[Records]
╭──
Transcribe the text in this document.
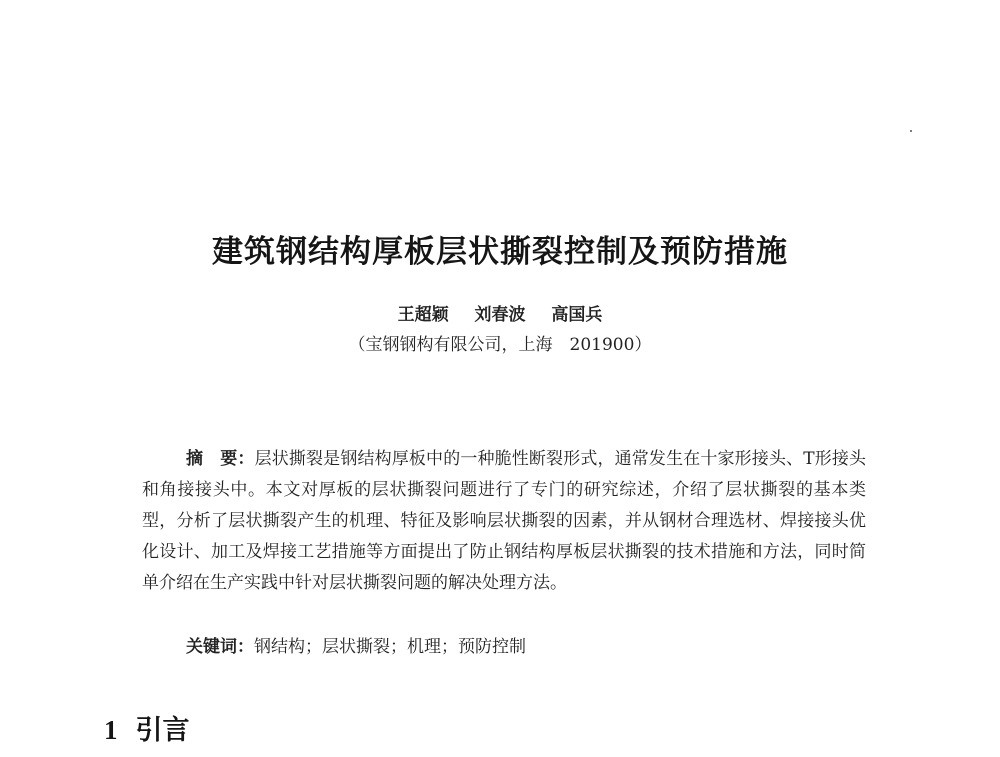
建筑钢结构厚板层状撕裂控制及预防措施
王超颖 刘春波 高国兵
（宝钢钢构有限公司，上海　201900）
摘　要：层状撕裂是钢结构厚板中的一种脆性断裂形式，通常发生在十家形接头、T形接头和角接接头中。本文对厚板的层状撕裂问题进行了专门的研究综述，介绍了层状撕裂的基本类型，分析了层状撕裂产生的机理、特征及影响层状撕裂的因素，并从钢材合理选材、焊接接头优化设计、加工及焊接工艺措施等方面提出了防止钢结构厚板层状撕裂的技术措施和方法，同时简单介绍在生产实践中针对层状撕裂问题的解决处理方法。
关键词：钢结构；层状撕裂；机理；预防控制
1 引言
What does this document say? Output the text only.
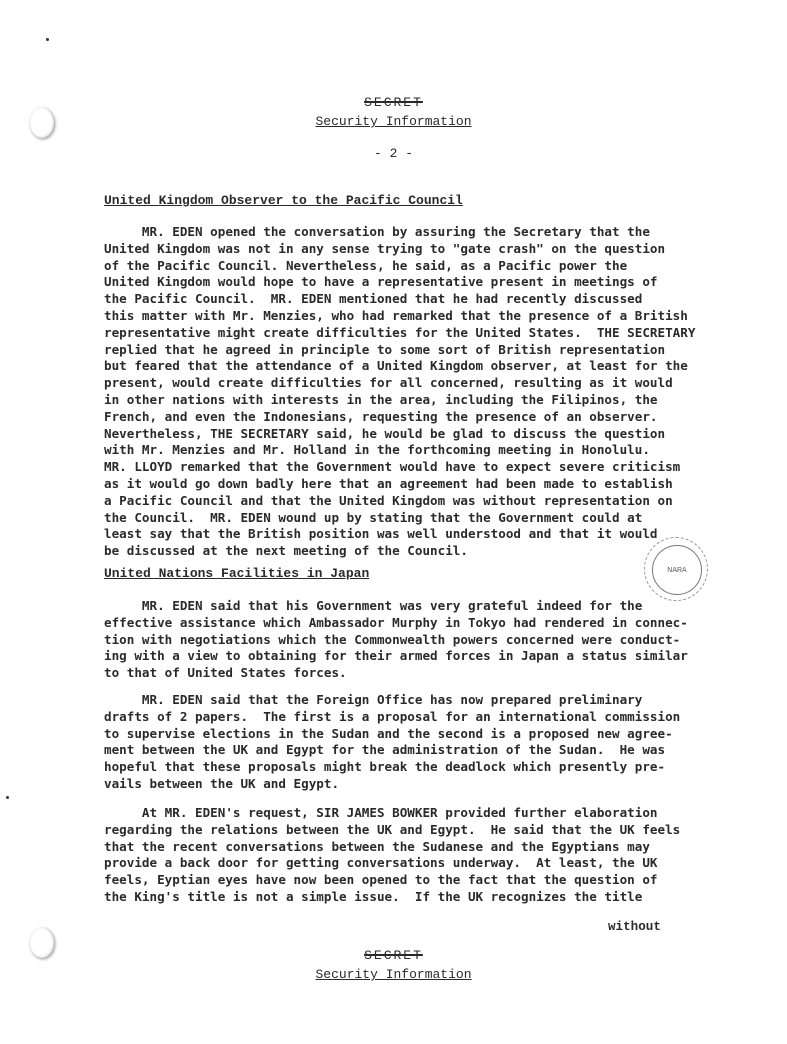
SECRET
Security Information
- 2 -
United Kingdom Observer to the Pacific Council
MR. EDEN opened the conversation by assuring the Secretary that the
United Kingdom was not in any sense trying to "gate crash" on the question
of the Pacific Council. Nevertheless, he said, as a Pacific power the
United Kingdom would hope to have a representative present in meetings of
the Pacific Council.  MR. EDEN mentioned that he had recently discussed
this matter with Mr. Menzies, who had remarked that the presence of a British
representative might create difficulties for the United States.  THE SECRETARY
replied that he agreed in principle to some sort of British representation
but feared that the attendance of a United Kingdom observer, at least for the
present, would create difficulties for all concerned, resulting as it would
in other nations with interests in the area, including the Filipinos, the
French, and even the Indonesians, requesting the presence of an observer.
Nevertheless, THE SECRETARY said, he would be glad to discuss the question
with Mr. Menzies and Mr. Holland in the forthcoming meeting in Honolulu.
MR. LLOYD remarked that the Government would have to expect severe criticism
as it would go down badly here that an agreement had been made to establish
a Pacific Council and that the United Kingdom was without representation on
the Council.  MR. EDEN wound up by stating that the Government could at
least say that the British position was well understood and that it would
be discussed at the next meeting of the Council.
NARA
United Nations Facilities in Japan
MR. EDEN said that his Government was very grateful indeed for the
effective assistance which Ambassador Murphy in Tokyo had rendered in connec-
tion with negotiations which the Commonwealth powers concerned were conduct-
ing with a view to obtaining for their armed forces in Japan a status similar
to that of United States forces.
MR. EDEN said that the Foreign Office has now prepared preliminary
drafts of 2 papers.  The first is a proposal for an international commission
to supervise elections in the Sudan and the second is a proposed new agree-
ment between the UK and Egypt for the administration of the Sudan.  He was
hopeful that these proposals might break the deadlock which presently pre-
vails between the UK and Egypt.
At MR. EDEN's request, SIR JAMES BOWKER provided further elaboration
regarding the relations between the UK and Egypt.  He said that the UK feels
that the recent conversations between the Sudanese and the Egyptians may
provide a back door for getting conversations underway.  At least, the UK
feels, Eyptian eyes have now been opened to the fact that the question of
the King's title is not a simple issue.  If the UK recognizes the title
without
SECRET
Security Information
╰──
TASK DESCRIPTION → The material above holds pictures; copy everything else in it exactly.

FINISHED TASK →
Transcribe the text in this document.
建筑钢结构厚板层状撕裂控制及预防措施
王超颖 刘春波 高国兵
（宝钢钢构有限公司，上海　201900）
摘　要：层状撕裂是钢结构厚板中的一种脆性断裂形式，通常发生在十家形接头、T形接头和角接接头中。本文对厚板的层状撕裂问题进行了专门的研究综述，介绍了层状撕裂的基本类型，分析了层状撕裂产生的机理、特征及影响层状撕裂的因素，并从钢材合理选材、焊接接头优化设计、加工及焊接工艺措施等方面提出了防止钢结构厚板层状撕裂的技术措施和方法，同时简单介绍在生产实践中针对层状撕裂问题的解决处理方法。
关键词：钢结构；层状撕裂；机理；预防控制
1 引言
What does this document say? Output the text only.
SECRET
Security Information
- 2 -
United Kingdom Observer to the Pacific Council
MR. EDEN opened the conversation by assuring the Secretary that the
United Kingdom was not in any sense trying to "gate crash" on the question
of the Pacific Council. Nevertheless, he said, as a Pacific power the
United Kingdom would hope to have a representative present in meetings of
the Pacific Council.  MR. EDEN mentioned that he had recently discussed
this matter with Mr. Menzies, who had remarked that the presence of a British
representative might create difficulties for the United States.  THE SECRETARY
replied that he agreed in principle to some sort of British representation
but feared that the attendance of a United Kingdom observer, at least for the
present, would create difficulties for all concerned, resulting as it would
in other nations with interests in the area, including the Filipinos, the
French, and even the Indonesians, requesting the presence of an observer.
Nevertheless, THE SECRETARY said, he would be glad to discuss the question
with Mr. Menzies and Mr. Holland in the forthcoming meeting in Honolulu.
MR. LLOYD remarked that the Government would have to expect severe criticism
as it would go down badly here that an agreement had been made to establish
a Pacific Council and that the United Kingdom was without representation on
the Council.  MR. EDEN wound up by stating that the Government could at
least say that the British position was well understood and that it would
be discussed at the next meeting of the Council.
NARA
United Nations Facilities in Japan
MR. EDEN said that his Government was very grateful indeed for the
effective assistance which Ambassador Murphy in Tokyo had rendered in connec-
tion with negotiations which the Commonwealth powers concerned were conduct-
ing with a view to obtaining for their armed forces in Japan a status similar
to that of United States forces.
MR. EDEN said that the Foreign Office has now prepared preliminary
drafts of 2 papers.  The first is a proposal for an international commission
to supervise elections in the Sudan and the second is a proposed new agree-
ment between the UK and Egypt for the administration of the Sudan.  He was
hopeful that these proposals might break the deadlock which presently pre-
vails between the UK and Egypt.
At MR. EDEN's request, SIR JAMES BOWKER provided further elaboration
regarding the relations between the UK and Egypt.  He said that the UK feels
that the recent conversations between the Sudanese and the Egyptians may
provide a back door for getting conversations underway.  At least, the UK
feels, Eyptian eyes have now been opened to the fact that the question of
the King's title is not a simple issue.  If the UK recognizes the title
without
SECRET
Security Information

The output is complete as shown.